RAW DATA
------------------------------------------------
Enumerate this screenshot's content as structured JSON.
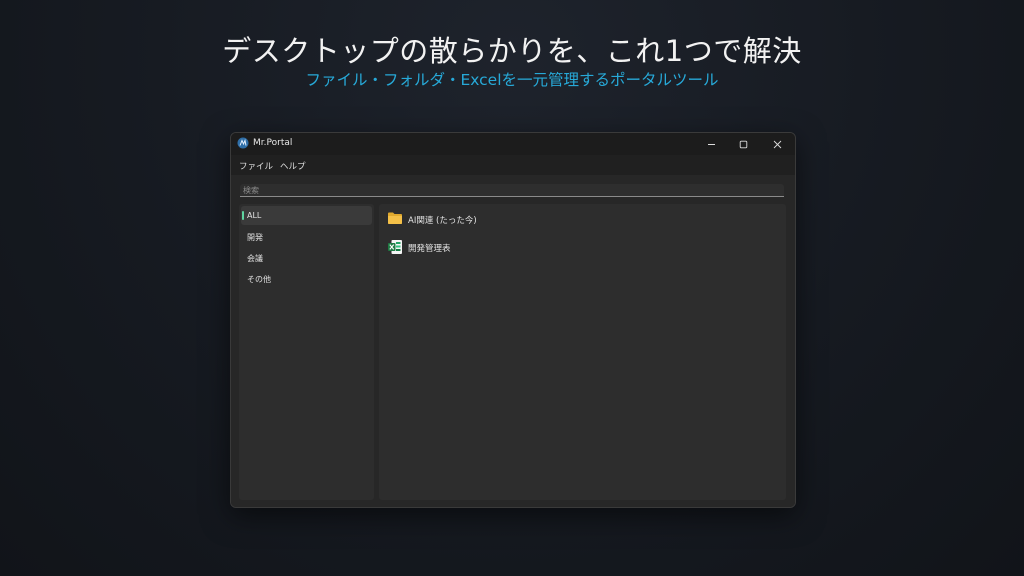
{
  "hero": {
    "title": "デスクトップの散らかりを、これ1つで解決",
    "subtitle": "ファイル・フォルダ・Excelを一元管理するポータルツール"
  },
  "window": {
    "title": "Mr.Portal",
    "controls": {
      "minimize": "minimize-icon",
      "maximize": "maximize-icon",
      "close": "close-icon"
    }
  },
  "menu": {
    "file": "ファイル",
    "help": "ヘルプ"
  },
  "search": {
    "placeholder": "検索",
    "value": ""
  },
  "categories": [
    {
      "label": "ALL",
      "selected": true
    },
    {
      "label": "開発",
      "selected": false
    },
    {
      "label": "会議",
      "selected": false
    },
    {
      "label": "その他",
      "selected": false
    }
  ],
  "items": [
    {
      "label": "AI関連 (たった今)",
      "icon": "folder-icon"
    },
    {
      "label": "開発管理表",
      "icon": "excel-icon"
    }
  ],
  "colors": {
    "accent_indicator": "#5fd4a0",
    "subtitle": "#27a9d8",
    "folder": "#f4c048",
    "excel": "#1f7a43"
  }
}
------------------------------------------------
REQUIRED TASK
Copy the material above in full and exactly, skipping pictures.

WORKED SOLUTION
Enumerate this screenshot's content as structured JSON.
{
  "hero": {
    "title": "デスクトップの散らかりを、これ1つで解決",
    "subtitle": "ファイル・フォルダ・Excelを一元管理するポータルツール"
  },
  "window": {
    "title": "Mr.Portal",
    "controls": {
      "minimize": "minimize-icon",
      "maximize": "maximize-icon",
      "close": "close-icon"
    }
  },
  "menu": {
    "file": "ファイル",
    "help": "ヘルプ"
  },
  "search": {
    "placeholder": "検索",
    "value": ""
  },
  "categories": [
    {
      "label": "ALL",
      "selected": true
    },
    {
      "label": "開発",
      "selected": false
    },
    {
      "label": "会議",
      "selected": false
    },
    {
      "label": "その他",
      "selected": false
    }
  ],
  "items": [
    {
      "label": "AI関連 (たった今)",
      "icon": "folder-icon"
    },
    {
      "label": "開発管理表",
      "icon": "excel-icon"
    }
  ],
  "colors": {
    "accent_indicator": "#5fd4a0",
    "subtitle": "#27a9d8",
    "folder": "#f4c048",
    "excel": "#1f7a43"
  }
}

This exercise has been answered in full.